[Text provided start]

Outside the ballpark walls on the third base side, there are a bunch of large banners honoring old Mets along the Stadiums arched exterior. This was something I haven't heard anyone mention, so I was pleasantly surprised to see it.

The outfield entrances have silhouettes on gates lettering depicting 3 classic outfield catches in Mets history. Right field has an image of Ron Swoboda from Game #4 of the 1969 World Series, left Field has Endy Chavez's catch from 2006 NLCS, and center field has an ode to Tommie Agee's spectacular catches in Game #3 of the 1969 World Series.

I entered through the Bull Pen Gate and instantly saw the old Shea Home Run Apple. Not a favorite of mine but everyone was posing taking pictures of in front of it, so it seems to be a big hit in it's new home. Looking up I saw an arched bridge walkway which takes fans across the outfield area. I also got to look into the two bullpens which are right along side each other and right below the fans in the right center field seats.

The concourses are pretty wide, and there's alot of room to walk a
s you pass all the food concession lines and team store lines. There are plenty of clean restrooms and no long lines like the old Shea nightmare.

There are also plenty of elevators with pretty girls operating them taking you to each level. If you care to walk, there are cement stair cases, with plenty of signage on each level to let you know where you are. Like in most new ballparks, you can now walk around the whole stadium and take in its spectacular views from all angles. The ushers don't yell at you to move, as long as your not trying to go to the wrong seats, and aren't interfering with people in their seats. _______________________________________________________________

SEATING: On Opening Day I was in the Ceasars Club which were an mid priced ticket. Expensive yes, but what form of entertainment isn't these days? There was a covering from the top deck which was a little to low for my liking but all in all a good seat. From all the places we strolled that night, you do feel like your right on top of the action. Much different than Shea. Alot of people are complaining, about obstructed views, and that they are unhappy with their seats. Part of this, is people have to complain and part of it is did they do their home work. I searched high & low through all those computer generated seat views upon finding my seats with my ticket plan. I saw them in person on Opening Night and can't wait to sit in them Better than the higher priced seats, I could have had at a lower lever, with obstructed views & 30 rows up. There is nothing to complain about in this ball park, even if you dont like your seast. You can always go to a club, bar or porch section to view the game.

[Text provided end]
[Data start]

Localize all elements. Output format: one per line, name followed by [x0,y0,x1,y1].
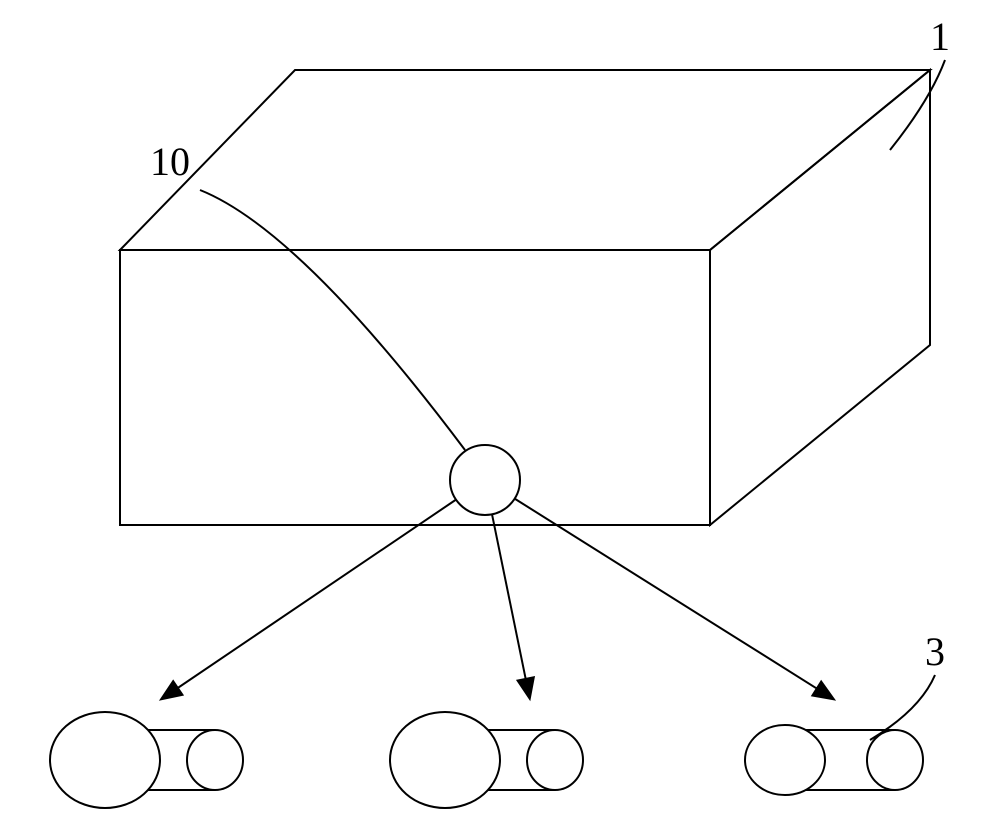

[Data end]
[Data start]

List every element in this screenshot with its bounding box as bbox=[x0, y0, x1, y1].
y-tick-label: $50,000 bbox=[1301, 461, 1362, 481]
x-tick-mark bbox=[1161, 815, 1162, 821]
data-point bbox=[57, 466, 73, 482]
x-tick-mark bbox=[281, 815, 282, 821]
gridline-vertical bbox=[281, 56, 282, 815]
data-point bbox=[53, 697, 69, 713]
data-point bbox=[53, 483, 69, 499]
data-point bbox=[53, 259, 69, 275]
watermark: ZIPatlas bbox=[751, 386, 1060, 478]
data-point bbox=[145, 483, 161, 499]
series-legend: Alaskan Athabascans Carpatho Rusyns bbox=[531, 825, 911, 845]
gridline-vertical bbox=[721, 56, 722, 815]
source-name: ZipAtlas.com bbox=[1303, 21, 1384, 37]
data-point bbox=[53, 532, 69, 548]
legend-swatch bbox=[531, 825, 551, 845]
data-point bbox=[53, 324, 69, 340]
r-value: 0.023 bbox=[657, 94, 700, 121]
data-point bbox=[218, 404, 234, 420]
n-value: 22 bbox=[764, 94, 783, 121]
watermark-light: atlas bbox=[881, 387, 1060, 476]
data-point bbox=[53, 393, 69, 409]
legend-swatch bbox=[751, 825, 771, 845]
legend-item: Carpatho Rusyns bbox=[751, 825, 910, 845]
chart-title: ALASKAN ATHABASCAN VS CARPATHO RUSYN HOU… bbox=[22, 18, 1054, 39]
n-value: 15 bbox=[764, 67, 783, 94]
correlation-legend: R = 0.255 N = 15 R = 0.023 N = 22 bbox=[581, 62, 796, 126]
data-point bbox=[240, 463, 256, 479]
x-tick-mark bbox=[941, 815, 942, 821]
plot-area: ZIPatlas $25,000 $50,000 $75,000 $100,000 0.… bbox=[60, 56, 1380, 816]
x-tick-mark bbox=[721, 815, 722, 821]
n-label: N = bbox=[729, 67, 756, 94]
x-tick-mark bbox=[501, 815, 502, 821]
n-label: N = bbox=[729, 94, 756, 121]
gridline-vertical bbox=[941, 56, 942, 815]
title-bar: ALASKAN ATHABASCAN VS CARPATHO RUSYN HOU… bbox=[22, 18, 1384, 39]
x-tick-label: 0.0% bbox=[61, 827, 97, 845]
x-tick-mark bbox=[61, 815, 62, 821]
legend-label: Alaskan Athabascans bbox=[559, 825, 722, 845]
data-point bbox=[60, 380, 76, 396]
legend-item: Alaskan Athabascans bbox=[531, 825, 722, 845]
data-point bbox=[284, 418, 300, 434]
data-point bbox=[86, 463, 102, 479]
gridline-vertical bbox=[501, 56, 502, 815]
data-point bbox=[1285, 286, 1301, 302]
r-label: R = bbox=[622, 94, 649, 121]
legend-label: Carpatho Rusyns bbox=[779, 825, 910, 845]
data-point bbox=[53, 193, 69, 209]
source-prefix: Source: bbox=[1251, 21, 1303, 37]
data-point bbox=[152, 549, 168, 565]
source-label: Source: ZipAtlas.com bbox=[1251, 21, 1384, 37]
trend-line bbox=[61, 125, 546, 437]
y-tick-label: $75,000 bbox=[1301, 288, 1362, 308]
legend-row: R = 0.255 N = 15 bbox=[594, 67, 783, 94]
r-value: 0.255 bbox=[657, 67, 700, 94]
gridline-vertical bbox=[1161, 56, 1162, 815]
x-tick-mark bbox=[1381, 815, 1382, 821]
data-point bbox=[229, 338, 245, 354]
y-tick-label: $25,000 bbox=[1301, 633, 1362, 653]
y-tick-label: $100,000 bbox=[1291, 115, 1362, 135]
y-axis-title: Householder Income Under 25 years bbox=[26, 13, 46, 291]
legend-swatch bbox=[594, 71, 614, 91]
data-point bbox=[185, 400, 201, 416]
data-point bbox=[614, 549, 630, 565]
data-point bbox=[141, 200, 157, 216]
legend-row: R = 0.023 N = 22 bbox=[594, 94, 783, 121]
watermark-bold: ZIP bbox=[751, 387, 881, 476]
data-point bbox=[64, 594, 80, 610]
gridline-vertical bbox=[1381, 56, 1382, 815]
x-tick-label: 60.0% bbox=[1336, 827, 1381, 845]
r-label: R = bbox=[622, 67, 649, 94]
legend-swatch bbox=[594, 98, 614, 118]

[Data end]

▸ Exercises to complete:
**a)** Answer these questions using the Mets ballpark review.
(i) Whose catch from the 2006 NLCS is shown at the left field entrance?
(ii) Through which gate did the writer enter the stadium?
(iii) What sits directly below the fans in the right center field seats?
**b)** Continue the Mets ballpark review, starting after its final sentence.

▸ Responses:
**a)**
(i) Endy Chavez's.
(ii) The Bull Pen Gate.
(iii) The two bullpens.

**b)**
The seats have alot more leg room, something Shea didn't and they are alot wider. They all have cup holders too!! Finally!! There is also alot of designated areas for handicap seating.


Theres plenty of porches and standing room areas to view the field.The Bridge Terrace (as I mentioned earlier) features an arched bridge walkway which takes fans across the outfield area. The bridge is reminiscent of the Hell Gate Bridge which is a freight train & Amtrak rail road bridge connecting Astoria with the Bronx. I love this little bridge, very cool idea. There are tables here and its not far from the "Taste of the City" Food Court. It's another great spot to stand up, hang out & peek at the game. Standing room was tight but we stood here and saw David Wright hit the 1st Mets home run at Citi Field. It was followed by plenty of high fives from all our new friends.

THE PEPSI PORCH: This has already become a popular spot in right field. It hangs over the playing field by a few feet and a long fly ball can end up being a home run. I am tired of people comparing it to Tiger Stadium, this is reminiscent of the 1st Mets home & NY Giants home the Polo Grounds. Although right field was much closer to the plate, there was an overhang there that many fly balls ended up being home runs. By the way the Wilpons have said the green seats are also a homage to the old Polo Grounds. Now if we van just get some honor to Willie Mays here, we may all feel a little better. There is also some great standing room up here overlooking the whole stadium, with concessions, tables and of course beer. Out here you feel like the scoreboards are right on top of you. Of course there's the big red neon Pepsi Cola sign which (for you real New Yorkers) is a replica of the Queens landmark, Pepsi Cola sign on the East River facing the Manhattan. The site of the old Pepsi plant, the original sign dates back to 1936 has been moved a few hundred feet from its original spot.

There's another great spot in the lower section of left field just off from the Danny Meyer Food group concessions, a wide area with rest rooms and some tables. Here is where I caught the 1st 7th inning stretch at Citi Field, singing "Take Me Out to the Ball Game' And yes it was followed by "Lazy Mary" to the delight of a few fans who cheered upon hearing its made its way to Citi Field.

THE ROTUNDA: We walked around 3rd base to the area behind home plate, which is where you get off the escalator coming up from Jackie Robinson Rotunda. Strangely I think this is the worst part of the Stadium. The concourse seems smaller here and the fire systems sprinkler pipes are visible over head on the low ceiling. (Maybe this is to remind us of Shea?)As for the famous Jackie Robinson Rotunda. You can over look the Rotunda at each level and watch the fans enter the arched gates. From the lower level you can either come up the long escalator or the stairwells. It is a great view and no matter what your opinion, it's different than any other park, making it unique. The Rotunda displays inscriptions & pictures of Jackie along the walls & floors. Robinson’s nine values: Courage, Excellence, Persistence, Justice, Teamwork, Commitment, Citizenship, Determination and Integrity. Robinson’s famous quote: “A life is not important except in the impact it has on other lives,” is engraved into the upper ring.A large TV screen shows a constant running video, and there's a large #42 statue. Fred Wilpon owns the team and can do what he wants. I think its great to honor New York's National League past, but they should spread the wealth with some New York Giants history as well. More Mets history needs to be honored. Is there a Mets Museum in the works? Maybe an ode to Willie Mays who actually played for the Mets? (another topic for another article)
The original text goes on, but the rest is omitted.